# Exponential equation

• Aug 2nd 2009, 04:25 AM
bael
Exponential equation
I've banged my head senseless on an exponential equation lately. I can't seem to solve however i try. Any help would be appreciated.

problem:

4^2x - 4^x = 8 * 4^(x+3)

solve for x

• Aug 2nd 2009, 04:55 AM
flyingsquirrel
Hi,
Quote:

Originally Posted by bael
problem:

4^2x - 4^x = 8 * 4^(x+3)

solve for x

This equation can be written $\displaystyle 4^{x}\left(4^x-1\right)=8\times 4^x\times 4^3$ and one can divide both sides by $\displaystyle 4^x$ since for all $\displaystyle x$, $\displaystyle 4^x\neq0$.

Can you take it from here ?
• Aug 2nd 2009, 04:59 AM
CaptainBlack
Quote:

Originally Posted by bael
I've banged my head senseless on an exponential equation lately. I can't seem to solve however i try. Any help would be appreciated.

problem:

4^2x - 4^x = 8 * 4^(x+3)

_ _ _

> _Exercise directions_
Pick up the exponential equation thread at the point where it stops and continue it. The records have no connection to the exponential equation thread.

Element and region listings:
_ _ _

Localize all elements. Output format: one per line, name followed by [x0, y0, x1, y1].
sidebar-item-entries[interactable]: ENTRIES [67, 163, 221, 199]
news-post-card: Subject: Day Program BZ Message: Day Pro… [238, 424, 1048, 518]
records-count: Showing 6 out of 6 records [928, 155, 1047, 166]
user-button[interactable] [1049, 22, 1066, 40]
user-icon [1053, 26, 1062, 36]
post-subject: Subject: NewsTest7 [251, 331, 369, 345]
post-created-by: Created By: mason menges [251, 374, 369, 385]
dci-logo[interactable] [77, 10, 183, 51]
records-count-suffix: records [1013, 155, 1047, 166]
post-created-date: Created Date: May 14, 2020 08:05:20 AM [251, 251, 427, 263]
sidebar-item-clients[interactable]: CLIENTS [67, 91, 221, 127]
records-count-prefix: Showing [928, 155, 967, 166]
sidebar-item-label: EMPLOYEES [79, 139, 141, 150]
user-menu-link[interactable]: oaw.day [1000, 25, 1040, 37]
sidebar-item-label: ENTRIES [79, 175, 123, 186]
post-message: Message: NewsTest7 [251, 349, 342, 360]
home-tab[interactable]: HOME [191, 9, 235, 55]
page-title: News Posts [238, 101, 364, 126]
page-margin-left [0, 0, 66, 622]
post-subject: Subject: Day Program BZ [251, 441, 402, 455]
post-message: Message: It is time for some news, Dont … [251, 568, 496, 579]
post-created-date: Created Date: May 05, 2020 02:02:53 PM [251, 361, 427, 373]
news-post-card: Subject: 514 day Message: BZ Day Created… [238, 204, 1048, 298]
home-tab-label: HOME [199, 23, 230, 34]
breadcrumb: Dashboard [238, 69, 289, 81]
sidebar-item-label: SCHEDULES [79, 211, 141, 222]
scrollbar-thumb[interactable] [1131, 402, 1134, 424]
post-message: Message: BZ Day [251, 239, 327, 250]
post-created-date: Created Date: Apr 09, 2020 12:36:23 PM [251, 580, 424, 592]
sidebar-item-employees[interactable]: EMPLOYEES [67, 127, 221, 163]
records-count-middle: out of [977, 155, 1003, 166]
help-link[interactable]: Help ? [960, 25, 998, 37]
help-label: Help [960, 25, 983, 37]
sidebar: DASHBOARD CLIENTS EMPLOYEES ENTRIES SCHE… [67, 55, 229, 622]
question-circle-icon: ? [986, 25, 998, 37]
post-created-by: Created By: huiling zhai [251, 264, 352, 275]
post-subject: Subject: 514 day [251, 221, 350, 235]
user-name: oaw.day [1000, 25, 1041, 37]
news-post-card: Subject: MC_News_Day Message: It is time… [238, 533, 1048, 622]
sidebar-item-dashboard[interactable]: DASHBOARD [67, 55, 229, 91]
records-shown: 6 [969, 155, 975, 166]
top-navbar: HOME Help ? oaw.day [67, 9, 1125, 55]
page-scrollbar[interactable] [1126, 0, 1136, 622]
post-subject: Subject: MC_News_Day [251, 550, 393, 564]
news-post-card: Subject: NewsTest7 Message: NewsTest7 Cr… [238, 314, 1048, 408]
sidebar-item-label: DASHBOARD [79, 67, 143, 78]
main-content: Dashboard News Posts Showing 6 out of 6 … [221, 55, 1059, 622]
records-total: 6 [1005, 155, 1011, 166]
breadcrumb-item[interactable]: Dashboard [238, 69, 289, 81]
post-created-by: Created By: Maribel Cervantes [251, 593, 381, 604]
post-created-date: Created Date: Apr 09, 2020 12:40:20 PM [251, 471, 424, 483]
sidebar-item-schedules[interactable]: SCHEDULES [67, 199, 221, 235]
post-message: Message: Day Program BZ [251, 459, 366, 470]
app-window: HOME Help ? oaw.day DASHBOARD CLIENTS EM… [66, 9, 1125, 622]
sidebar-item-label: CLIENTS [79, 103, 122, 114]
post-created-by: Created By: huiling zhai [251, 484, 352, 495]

_ _ _

> _Response_
solve for x

Lets assume the equation is:

$\displaystyle 4^{2x}-4^x=8 \times 4^{x+3}$

or:

$\displaystyle 4^{2x}-4^x=8 \times 4^3 \times 4^{x}$

rearrange:

$\displaystyle (4^{x})^2-513\times 4^x=4^x(4^x-513)=0$

so either $\displaystyle 4^x=0$ which is impossible or:

$\displaystyle 4^x=513$

and you should be able to finish this yourself from that.

CB
• Aug 2nd 2009, 05:02 AM
artvandalay11
Quote:

Originally Posted by bael
I've banged my head senseless on an exponential equation lately. I can't seem to solve however i try. Any help would be appreciated.

problem:

4^2x - 4^x = 8 * 4^(x+3)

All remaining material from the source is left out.